Records supplied:
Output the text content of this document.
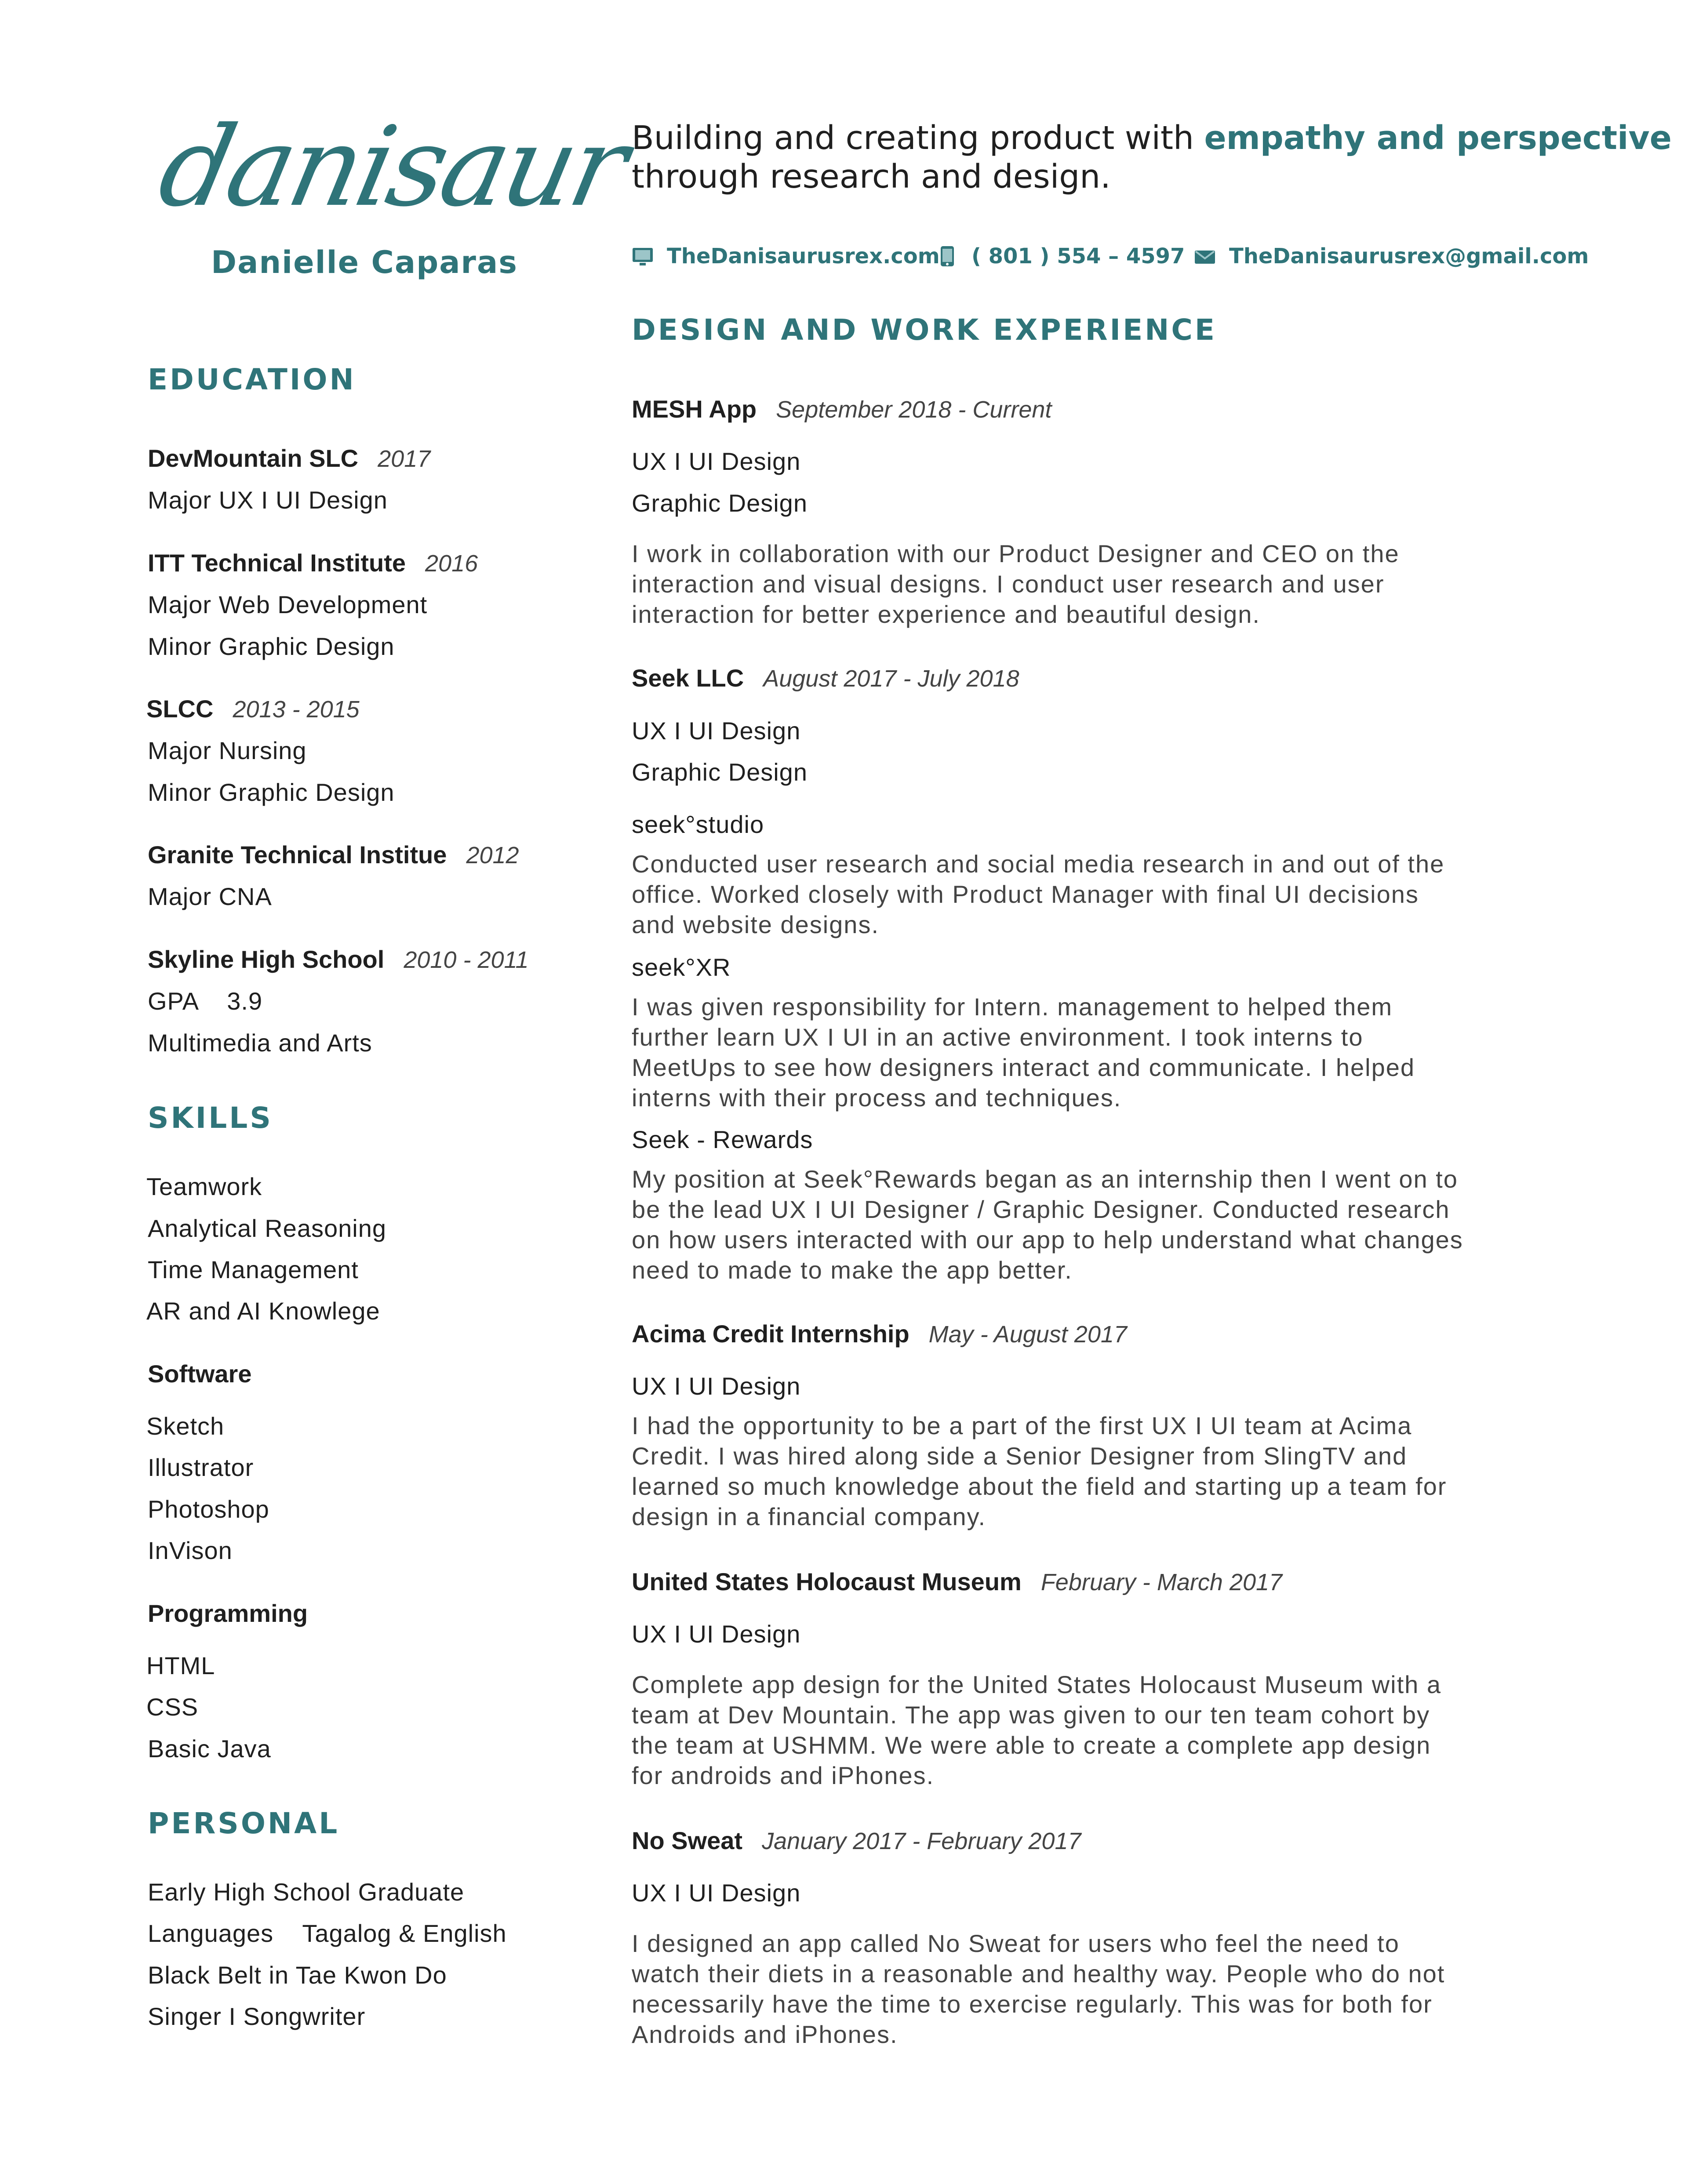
danisaur
Danielle Caparas
EDUCATION
DevMountain SLC 2017
Major UX I UI Design
ITT Technical Institute 2016
Major Web Development
Minor Graphic Design
SLCC 2013 - 2015
Major Nursing
Minor Graphic Design
Granite Technical Institue 2012
Major CNA
Skyline High School 2010 - 2011
GPA    3.9
Multimedia and Arts
SKILLS
Teamwork
Analytical Reasoning
Time Management
AR and AI Knowlege
Software
Sketch
Illustrator
Photoshop
InVison
Programming
HTML
CSS
Basic Java
PERSONAL
Early High School Graduate
Languages    Tagalog & English
Black Belt in Tae Kwon Do
Singer I Songwriter
Building and creating product with empathy and perspective
through research and design.
TheDanisaurusrex.com ( 801 ) 554 – 4597 TheDanisaurusrex@gmail.com
DESIGN AND WORK EXPERIENCE
MESH App September 2018 - Current
UX I UI Design
Graphic Design
I work in collaboration with our Product Designer and CEO on the interaction and visual designs. I conduct user research and user interaction for better experience and beautiful design.
Seek LLC August 2017 - July 2018
UX I UI Design
Graphic Design
seek°studio
Conducted user research and social media research in and out of the office. Worked closely with Product Manager with final UI decisions and website designs.
seek°XR
I was given responsibility for Intern. management to helped them further learn UX I UI in an active environment. I took interns to MeetUps to see how designers interact and communicate. I helped interns with their process and techniques.
Seek - Rewards
My position at Seek°Rewards began as an internship then I went on to be the lead UX I UI Designer / Graphic Designer. Conducted research on how users interacted with our app to help understand what changes need to made to make the app better.
Acima Credit Internship May - August 2017
UX I UI Design
I had the opportunity to be a part of the first UX I UI team at Acima Credit. I was hired along side a Senior Designer from SlingTV and learned so much knowledge about the field and starting up a team for design in a financial company.
United States Holocaust Museum February - March 2017
UX I UI Design
Complete app design for the United States Holocaust Museum with a team at Dev Mountain. The app was given to our ten team cohort by the team at USHMM. We were able to create a complete app design for androids and iPhones.
No Sweat January 2017 - February 2017
UX I UI Design
I designed an app called No Sweat for users who feel the need to watch their diets in a reasonable and healthy way. People who do not necessarily have the time to exercise regularly. This was for both for Androids and iPhones.
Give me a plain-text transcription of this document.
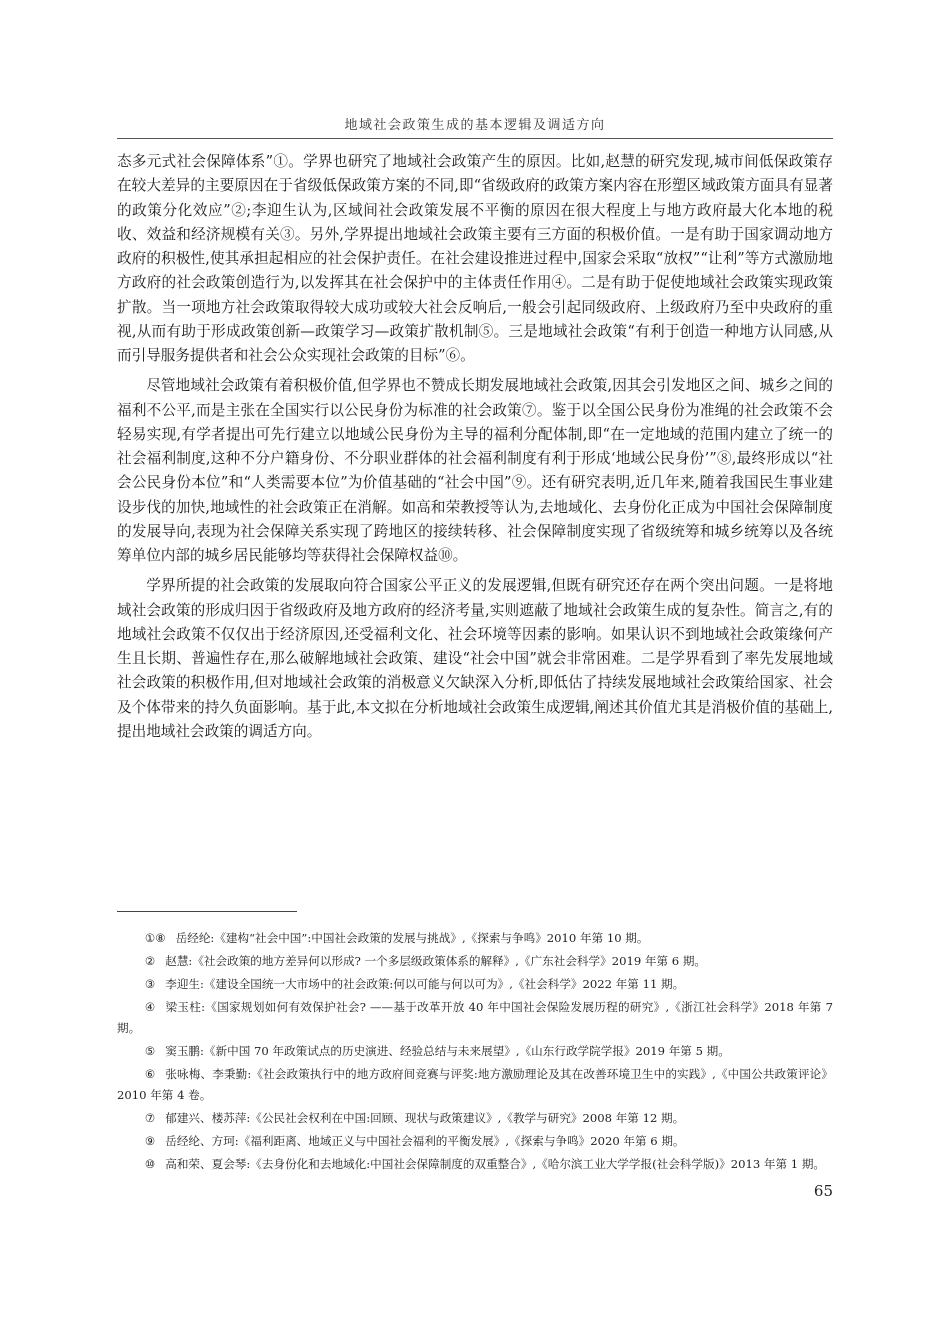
地域社会政策生成的基本逻辑及调适方向

态多元式社会保障体系”①。学界也研究了地域社会政策产生的原因。比如,赵慧的研究发现,城市间低保政策存在较大差异的主要原因在于省级低保政策方案的不同,即“省级政府的政策方案内容在形塑区域政策方面具有显著的政策分化效应”②;李迎生认为,区域间社会政策发展不平衡的原因在很大程度上与地方政府最大化本地的税收、效益和经济规模有关③。另外,学界提出地域社会政策主要有三方面的积极价值。一是有助于国家调动地方政府的积极性,使其承担起相应的社会保护责任。在社会建设推进过程中,国家会采取“放权”“让利”等方式激励地方政府的社会政策创造行为,以发挥其在社会保护中的主体责任作用④。二是有助于促使地域社会政策实现政策扩散。当一项地方社会政策取得较大成功或较大社会反响后,一般会引起同级政府、上级政府乃至中央政府的重视,从而有助于形成政策创新—政策学习—政策扩散机制⑤。三是地域社会政策“有利于创造一种地方认同感,从而引导服务提供者和社会公众实现社会政策的目标”⑥。

尽管地域社会政策有着积极价值,但学界也不赞成长期发展地域社会政策,因其会引发地区之间、城乡之间的福利不公平,而是主张在全国实行以公民身份为标准的社会政策⑦。鉴于以全国公民身份为准绳的社会政策不会轻易实现,有学者提出可先行建立以地域公民身份为主导的福利分配体制,即“在一定地域的范围内建立了统一的社会福利制度,这种不分户籍身份、不分职业群体的社会福利制度有利于形成‘地域公民身份’”⑧,最终形成以“社会公民身份本位”和“人类需要本位”为价值基础的“社会中国”⑨。还有研究表明,近几年来,随着我国民生事业建设步伐的加快,地域性的社会政策正在消解。如高和荣教授等认为,去地域化、去身份化正成为中国社会保障制度的发展导向,表现为社会保障关系实现了跨地区的接续转移、社会保障制度实现了省级统筹和城乡统筹以及各统筹单位内部的城乡居民能够均等获得社会保障权益⑩。

学界所提的社会政策的发展取向符合国家公平正义的发展逻辑,但既有研究还存在两个突出问题。一是将地域社会政策的形成归因于省级政府及地方政府的经济考量,实则遮蔽了地域社会政策生成的复杂性。简言之,有的地域社会政策不仅仅出于经济原因,还受福利文化、社会环境等因素的影响。如果认识不到地域社会政策缘何产生且长期、普遍性存在,那么破解地域社会政策、建设“社会中国”就会非常困难。二是学界看到了率先发展地域社会政策的积极作用,但对地域社会政策的消极意义欠缺深入分析,即低估了持续发展地域社会政策给国家、社会及个体带来的持久负面影响。基于此,本文拟在分析地域社会政策生成逻辑,阐述其价值尤其是消极价值的基础上,提出地域社会政策的调适方向。

①⑧ 岳经纶:《建构“社会中国”:中国社会政策的发展与挑战》,《探索与争鸣》2010 年第 10 期。

② 赵慧:《社会政策的地方差异何以形成? 一个多层级政策体系的解释》,《广东社会科学》2019 年第 6 期。

③ 李迎生:《建设全国统一大市场中的社会政策:何以可能与何以可为》,《社会科学》2022 年第 11 期。

④ 梁玉柱:《国家规划如何有效保护社会? ——基于改革开放 40 年中国社会保险发展历程的研究》,《浙江社会科学》2018 年第 7 期。

⑤ 窦玉鹏:《新中国 70 年政策试点的历史演进、经验总结与未来展望》,《山东行政学院学报》2019 年第 5 期。

⑥ 张咏梅、李秉勤:《社会政策执行中的地方政府间竞赛与评奖:地方激励理论及其在改善环境卫生中的实践》,《中国公共政策评论》2010 年第 4 卷。

⑦ 郁建兴、楼苏萍:《公民社会权利在中国:回顾、现状与政策建议》,《教学与研究》2008 年第 12 期。

⑨ 岳经纶、方珂:《福利距离、地域正义与中国社会福利的平衡发展》,《探索与争鸣》2020 年第 6 期。

⑩ 高和荣、夏会琴:《去身份化和去地域化:中国社会保障制度的双重整合》,《哈尔滨工业大学学报(社会科学版)》2013 年第 1 期。

65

Request: Transcribe the records above exactly as they appear, leaving out any pictures.

Written solution:
Output the text content of this document.
danisaur
Danielle Caparas
EDUCATION
DevMountain SLC 2017
Major UX I UI Design
ITT Technical Institute 2016
Major Web Development
Minor Graphic Design
SLCC 2013 - 2015
Major Nursing
Minor Graphic Design
Granite Technical Institue 2012
Major CNA
Skyline High School 2010 - 2011
GPA    3.9
Multimedia and Arts
SKILLS
Teamwork
Analytical Reasoning
Time Management
AR and AI Knowlege
Software
Sketch
Illustrator
Photoshop
InVison
Programming
HTML
CSS
Basic Java
PERSONAL
Early High School Graduate
Languages    Tagalog & English
Black Belt in Tae Kwon Do
Singer I Songwriter
Building and creating product with empathy and perspective
through research and design.
TheDanisaurusrex.com ( 801 ) 554 – 4597 TheDanisaurusrex@gmail.com
DESIGN AND WORK EXPERIENCE
MESH App September 2018 - Current
UX I UI Design
Graphic Design
I work in collaboration with our Product Designer and CEO on the interaction and visual designs. I conduct user research and user interaction for better experience and beautiful design.
Seek LLC August 2017 - July 2018
UX I UI Design
Graphic Design
seek°studio
Conducted user research and social media research in and out of the office. Worked closely with Product Manager with final UI decisions and website designs.
seek°XR
I was given responsibility for Intern. management to helped them further learn UX I UI in an active environment. I took interns to MeetUps to see how designers interact and communicate. I helped interns with their process and techniques.
Seek - Rewards
My position at Seek°Rewards began as an internship then I went on to be the lead UX I UI Designer / Graphic Designer. Conducted research on how users interacted with our app to help understand what changes need to made to make the app better.
Acima Credit Internship May - August 2017
UX I UI Design
I had the opportunity to be a part of the first UX I UI team at Acima Credit. I was hired along side a Senior Designer from SlingTV and learned so much knowledge about the field and starting up a team for design in a financial company.
United States Holocaust Museum February - March 2017
UX I UI Design
Complete app design for the United States Holocaust Museum with a team at Dev Mountain. The app was given to our ten team cohort by the team at USHMM. We were able to create a complete app design for androids and iPhones.
No Sweat January 2017 - February 2017
UX I UI Design
I designed an app called No Sweat for users who feel the need to watch their diets in a reasonable and healthy way. People who do not necessarily have the time to exercise regularly. This was for both for Androids and iPhones.
Give me a plain-text transcription of this document.
地域社会政策生成的基本逻辑及调适方向

态多元式社会保障体系”①。学界也研究了地域社会政策产生的原因。比如,赵慧的研究发现,城市间低保政策存在较大差异的主要原因在于省级低保政策方案的不同,即“省级政府的政策方案内容在形塑区域政策方面具有显著的政策分化效应”②;李迎生认为,区域间社会政策发展不平衡的原因在很大程度上与地方政府最大化本地的税收、效益和经济规模有关③。另外,学界提出地域社会政策主要有三方面的积极价值。一是有助于国家调动地方政府的积极性,使其承担起相应的社会保护责任。在社会建设推进过程中,国家会采取“放权”“让利”等方式激励地方政府的社会政策创造行为,以发挥其在社会保护中的主体责任作用④。二是有助于促使地域社会政策实现政策扩散。当一项地方社会政策取得较大成功或较大社会反响后,一般会引起同级政府、上级政府乃至中央政府的重视,从而有助于形成政策创新—政策学习—政策扩散机制⑤。三是地域社会政策“有利于创造一种地方认同感,从而引导服务提供者和社会公众实现社会政策的目标”⑥。

尽管地域社会政策有着积极价值,但学界也不赞成长期发展地域社会政策,因其会引发地区之间、城乡之间的福利不公平,而是主张在全国实行以公民身份为标准的社会政策⑦。鉴于以全国公民身份为准绳的社会政策不会轻易实现,有学者提出可先行建立以地域公民身份为主导的福利分配体制,即“在一定地域的范围内建立了统一的社会福利制度,这种不分户籍身份、不分职业群体的社会福利制度有利于形成‘地域公民身份’”⑧,最终形成以“社会公民身份本位”和“人类需要本位”为价值基础的“社会中国”⑨。还有研究表明,近几年来,随着我国民生事业建设步伐的加快,地域性的社会政策正在消解。如高和荣教授等认为,去地域化、去身份化正成为中国社会保障制度的发展导向,表现为社会保障关系实现了跨地区的接续转移、社会保障制度实现了省级统筹和城乡统筹以及各统筹单位内部的城乡居民能够均等获得社会保障权益⑩。

学界所提的社会政策的发展取向符合国家公平正义的发展逻辑,但既有研究还存在两个突出问题。一是将地域社会政策的形成归因于省级政府及地方政府的经济考量,实则遮蔽了地域社会政策生成的复杂性。简言之,有的地域社会政策不仅仅出于经济原因,还受福利文化、社会环境等因素的影响。如果认识不到地域社会政策缘何产生且长期、普遍性存在,那么破解地域社会政策、建设“社会中国”就会非常困难。二是学界看到了率先发展地域社会政策的积极作用,但对地域社会政策的消极意义欠缺深入分析,即低估了持续发展地域社会政策给国家、社会及个体带来的持久负面影响。基于此,本文拟在分析地域社会政策生成逻辑,阐述其价值尤其是消极价值的基础上,提出地域社会政策的调适方向。

①⑧ 岳经纶:《建构“社会中国”:中国社会政策的发展与挑战》,《探索与争鸣》2010 年第 10 期。

② 赵慧:《社会政策的地方差异何以形成? 一个多层级政策体系的解释》,《广东社会科学》2019 年第 6 期。

③ 李迎生:《建设全国统一大市场中的社会政策:何以可能与何以可为》,《社会科学》2022 年第 11 期。

④ 梁玉柱:《国家规划如何有效保护社会? ——基于改革开放 40 年中国社会保险发展历程的研究》,《浙江社会科学》2018 年第 7 期。

⑤ 窦玉鹏:《新中国 70 年政策试点的历史演进、经验总结与未来展望》,《山东行政学院学报》2019 年第 5 期。

⑥ 张咏梅、李秉勤:《社会政策执行中的地方政府间竞赛与评奖:地方激励理论及其在改善环境卫生中的实践》,《中国公共政策评论》2010 年第 4 卷。

⑦ 郁建兴、楼苏萍:《公民社会权利在中国:回顾、现状与政策建议》,《教学与研究》2008 年第 12 期。

⑨ 岳经纶、方珂:《福利距离、地域正义与中国社会福利的平衡发展》,《探索与争鸣》2020 年第 6 期。

⑩ 高和荣、夏会琴:《去身份化和去地域化:中国社会保障制度的双重整合》,《哈尔滨工业大学学报(社会科学版)》2013 年第 1 期。

65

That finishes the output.